Set task: In the entries below, identify every line with the string "JSON" and copy it.

start

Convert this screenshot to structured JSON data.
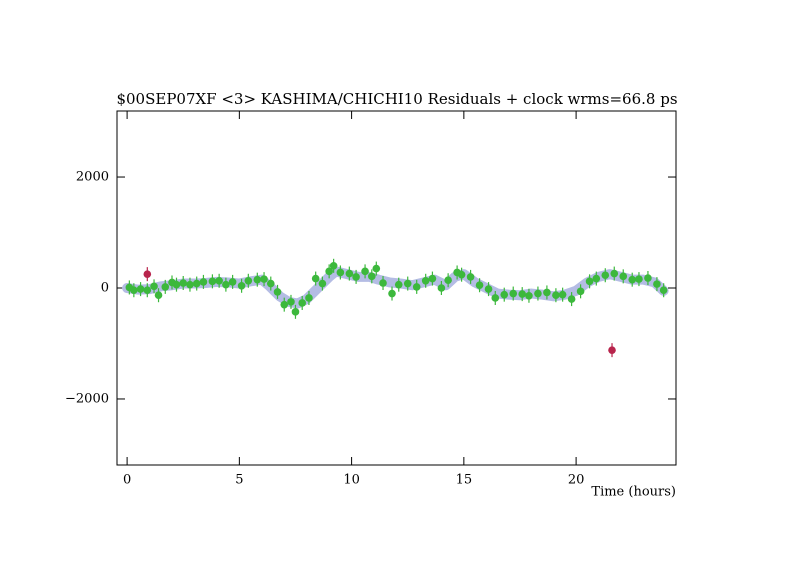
{
  "chart_data": {
    "type": "scatter",
    "title": "$00SEP07XF <3> KASHIMA/CHICHI10 Residuals + clock wrms=66.8  ps",
    "x_label": "Time (hours)",
    "xlim": [
      -0.45,
      24.45
    ],
    "xticks": [
      0,
      5,
      10,
      15,
      20
    ],
    "ylim": [
      -3190,
      3190
    ],
    "yticks": [
      {
        "value": -2000,
        "label": "−2000"
      },
      0,
      2000
    ],
    "series": [
      {
        "type": "line",
        "color": "#b4bce4",
        "x": [
          0,
          0.5,
          1,
          1.5,
          2,
          2.5,
          3,
          3.5,
          4,
          4.5,
          5,
          5.5,
          6,
          6.3,
          6.8,
          7.2,
          7.6,
          8,
          8.5,
          9,
          9.3,
          9.8,
          10.3,
          10.8,
          11.2,
          11.7,
          12.2,
          12.7,
          13.2,
          13.7,
          14.2,
          14.6,
          15,
          15.5,
          16,
          16.5,
          17,
          17.5,
          18,
          18.5,
          19,
          19.5,
          20,
          20.5,
          21,
          21.5,
          22,
          22.5,
          23,
          23.5,
          23.9
        ],
        "values": [
          0,
          -30,
          -20,
          30,
          50,
          80,
          80,
          90,
          110,
          100,
          80,
          120,
          150,
          50,
          -150,
          -250,
          -280,
          -200,
          0,
          200,
          300,
          250,
          200,
          200,
          150,
          100,
          80,
          50,
          100,
          150,
          50,
          200,
          250,
          100,
          0,
          -100,
          -120,
          -130,
          -100,
          -120,
          -150,
          -120,
          -50,
          100,
          200,
          250,
          200,
          150,
          150,
          100,
          -50
        ]
      },
      {
        "type": "scatter",
        "color": "#3cb83c",
        "x": [
          0.1,
          0.3,
          0.6,
          0.9,
          1.2,
          1.4,
          1.7,
          2.0,
          2.2,
          2.5,
          2.8,
          3.1,
          3.4,
          3.8,
          4.1,
          4.4,
          4.7,
          5.1,
          5.4,
          5.8,
          6.1,
          6.4,
          6.7,
          7.0,
          7.3,
          7.5,
          7.8,
          8.1,
          8.4,
          8.7,
          9.0,
          9.2,
          9.5,
          9.9,
          10.2,
          10.6,
          10.9,
          11.1,
          11.4,
          11.8,
          12.1,
          12.5,
          12.9,
          13.3,
          13.6,
          14.0,
          14.3,
          14.7,
          14.9,
          15.3,
          15.7,
          16.1,
          16.4,
          16.8,
          17.2,
          17.6,
          17.9,
          18.3,
          18.7,
          19.1,
          19.4,
          19.8,
          20.2,
          20.6,
          20.9,
          21.3,
          21.7,
          22.1,
          22.5,
          22.8,
          23.2,
          23.6,
          23.9
        ],
        "values": [
          10,
          -40,
          -20,
          -40,
          30,
          -130,
          20,
          100,
          60,
          90,
          60,
          80,
          110,
          120,
          130,
          60,
          110,
          40,
          130,
          150,
          160,
          80,
          -70,
          -300,
          -250,
          -430,
          -270,
          -180,
          170,
          80,
          300,
          400,
          280,
          260,
          200,
          300,
          210,
          350,
          90,
          -100,
          60,
          80,
          20,
          130,
          170,
          0,
          140,
          280,
          240,
          200,
          50,
          -20,
          -180,
          -120,
          -100,
          -110,
          -140,
          -100,
          -80,
          -130,
          -120,
          -200,
          -60,
          120,
          170,
          230,
          260,
          210,
          150,
          160,
          180,
          70,
          -40
        ]
      },
      {
        "type": "scatter",
        "color": "#b8244c",
        "x": [
          0.9,
          21.6
        ],
        "values": [
          250,
          -1120
        ]
      }
    ]
  }
}
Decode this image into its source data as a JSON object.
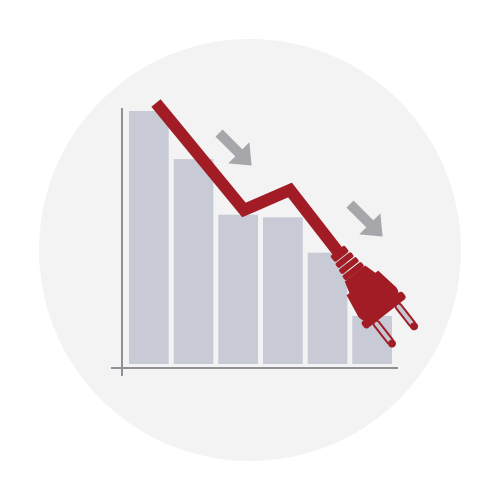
{
  "chart_data": {
    "type": "bar",
    "categories": [
      "",
      "",
      "",
      "",
      "",
      ""
    ],
    "values": [
      100,
      81,
      59,
      58,
      44,
      19
    ],
    "ylim": [
      0,
      100
    ],
    "title": "",
    "xlabel": "",
    "ylabel": "",
    "grid": false,
    "legend": "none",
    "trend_line_values": [
      100,
      59,
      67,
      28
    ]
  },
  "colors": {
    "background_circle": "#f3f3f4",
    "bars": "#c8cad6",
    "axis": "#8f8f95",
    "trend_line": "#a11c24",
    "plug": "#a11c24",
    "plug_prongs": "#c4c6d2",
    "arrows": "#a7a7ab"
  },
  "icons": {
    "plug": "unplugged-power-plug-icon",
    "arrow": "down-right-arrow-icon"
  }
}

end

Result of this task:
Convert this screenshot to structured JSON data.
Decode this image into its source data as a JSON object.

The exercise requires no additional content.